Instruction ::
In the entries below, find every line with "data" and copy it.

— Start Records for this task —

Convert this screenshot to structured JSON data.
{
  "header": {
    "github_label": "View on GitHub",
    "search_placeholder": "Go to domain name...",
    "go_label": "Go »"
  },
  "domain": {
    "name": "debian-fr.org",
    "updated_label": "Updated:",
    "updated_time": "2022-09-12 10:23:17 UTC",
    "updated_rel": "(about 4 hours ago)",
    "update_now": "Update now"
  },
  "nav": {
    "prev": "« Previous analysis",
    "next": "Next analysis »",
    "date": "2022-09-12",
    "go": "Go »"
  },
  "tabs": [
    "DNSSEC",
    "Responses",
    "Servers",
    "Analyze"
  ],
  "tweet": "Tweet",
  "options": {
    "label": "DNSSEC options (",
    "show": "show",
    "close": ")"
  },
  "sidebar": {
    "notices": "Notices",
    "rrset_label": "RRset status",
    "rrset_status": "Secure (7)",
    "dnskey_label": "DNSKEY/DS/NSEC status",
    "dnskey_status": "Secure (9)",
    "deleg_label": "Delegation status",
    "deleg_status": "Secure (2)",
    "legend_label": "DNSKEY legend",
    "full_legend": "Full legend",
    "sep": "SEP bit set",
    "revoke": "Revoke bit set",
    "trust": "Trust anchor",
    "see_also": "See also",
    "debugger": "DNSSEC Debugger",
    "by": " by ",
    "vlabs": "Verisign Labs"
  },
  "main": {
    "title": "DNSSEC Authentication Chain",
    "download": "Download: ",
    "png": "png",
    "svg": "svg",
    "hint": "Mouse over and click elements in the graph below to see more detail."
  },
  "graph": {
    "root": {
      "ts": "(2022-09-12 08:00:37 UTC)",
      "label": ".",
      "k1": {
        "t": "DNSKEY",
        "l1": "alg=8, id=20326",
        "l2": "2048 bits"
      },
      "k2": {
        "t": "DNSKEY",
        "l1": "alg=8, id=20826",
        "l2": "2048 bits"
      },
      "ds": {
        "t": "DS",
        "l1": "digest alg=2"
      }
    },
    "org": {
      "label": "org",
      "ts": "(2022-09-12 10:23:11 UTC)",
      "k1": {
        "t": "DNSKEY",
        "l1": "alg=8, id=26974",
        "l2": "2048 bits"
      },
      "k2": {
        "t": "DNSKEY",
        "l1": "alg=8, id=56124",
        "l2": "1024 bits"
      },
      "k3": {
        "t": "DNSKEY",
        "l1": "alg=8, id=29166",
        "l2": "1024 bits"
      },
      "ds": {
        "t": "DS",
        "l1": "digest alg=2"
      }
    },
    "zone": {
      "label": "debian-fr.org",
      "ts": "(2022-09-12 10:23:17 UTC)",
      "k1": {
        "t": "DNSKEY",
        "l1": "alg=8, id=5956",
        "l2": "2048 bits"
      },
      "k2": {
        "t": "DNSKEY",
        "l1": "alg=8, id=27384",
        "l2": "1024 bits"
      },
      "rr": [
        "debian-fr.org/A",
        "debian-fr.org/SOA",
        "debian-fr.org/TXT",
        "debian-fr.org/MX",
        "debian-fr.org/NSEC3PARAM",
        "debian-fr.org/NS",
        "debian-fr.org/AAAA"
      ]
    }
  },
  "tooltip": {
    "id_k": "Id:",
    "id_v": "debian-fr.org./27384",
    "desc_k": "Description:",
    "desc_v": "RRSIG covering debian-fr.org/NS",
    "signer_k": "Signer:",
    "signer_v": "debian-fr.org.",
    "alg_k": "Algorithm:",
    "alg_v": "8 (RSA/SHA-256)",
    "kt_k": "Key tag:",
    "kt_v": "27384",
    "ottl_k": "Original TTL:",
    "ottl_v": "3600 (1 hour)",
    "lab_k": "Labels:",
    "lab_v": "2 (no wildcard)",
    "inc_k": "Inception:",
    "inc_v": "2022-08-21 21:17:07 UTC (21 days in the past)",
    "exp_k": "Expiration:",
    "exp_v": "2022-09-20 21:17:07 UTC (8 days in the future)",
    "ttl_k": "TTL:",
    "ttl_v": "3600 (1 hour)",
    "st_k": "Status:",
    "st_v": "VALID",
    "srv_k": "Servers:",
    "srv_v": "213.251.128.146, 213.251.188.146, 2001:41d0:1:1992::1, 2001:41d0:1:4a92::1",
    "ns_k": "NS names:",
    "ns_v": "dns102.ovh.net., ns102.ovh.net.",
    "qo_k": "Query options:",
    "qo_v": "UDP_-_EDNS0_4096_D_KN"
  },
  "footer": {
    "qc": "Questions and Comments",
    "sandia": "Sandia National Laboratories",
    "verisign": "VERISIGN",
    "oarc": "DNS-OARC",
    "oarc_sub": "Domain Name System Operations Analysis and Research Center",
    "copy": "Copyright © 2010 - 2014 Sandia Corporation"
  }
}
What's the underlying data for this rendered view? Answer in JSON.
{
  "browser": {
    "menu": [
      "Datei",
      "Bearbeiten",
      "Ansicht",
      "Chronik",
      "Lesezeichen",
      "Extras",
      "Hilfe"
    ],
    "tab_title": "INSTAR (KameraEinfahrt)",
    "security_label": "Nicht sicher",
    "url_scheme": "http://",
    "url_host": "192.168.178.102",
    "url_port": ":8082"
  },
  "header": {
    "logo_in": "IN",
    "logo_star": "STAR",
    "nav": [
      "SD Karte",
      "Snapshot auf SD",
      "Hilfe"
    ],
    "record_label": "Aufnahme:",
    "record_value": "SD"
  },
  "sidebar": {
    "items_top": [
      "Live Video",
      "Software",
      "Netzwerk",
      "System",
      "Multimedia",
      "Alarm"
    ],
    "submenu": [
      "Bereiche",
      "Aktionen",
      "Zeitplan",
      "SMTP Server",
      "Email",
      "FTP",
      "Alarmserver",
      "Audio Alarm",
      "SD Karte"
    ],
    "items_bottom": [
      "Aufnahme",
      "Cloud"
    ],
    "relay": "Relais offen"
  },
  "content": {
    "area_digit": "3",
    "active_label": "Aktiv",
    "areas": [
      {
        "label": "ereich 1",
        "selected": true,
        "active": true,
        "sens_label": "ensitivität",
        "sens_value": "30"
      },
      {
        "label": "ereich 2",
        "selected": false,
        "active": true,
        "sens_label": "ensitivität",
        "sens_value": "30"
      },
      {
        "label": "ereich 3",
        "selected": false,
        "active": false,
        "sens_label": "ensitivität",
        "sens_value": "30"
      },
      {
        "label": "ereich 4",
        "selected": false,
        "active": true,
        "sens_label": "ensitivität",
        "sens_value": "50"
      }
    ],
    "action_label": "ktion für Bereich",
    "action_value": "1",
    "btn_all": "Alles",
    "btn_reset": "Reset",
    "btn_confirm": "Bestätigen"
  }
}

— End Records for this task —

In response ::
Convert this screenshot to structured JSON data.
What's the underlying data for this rendered view? Answer in JSON.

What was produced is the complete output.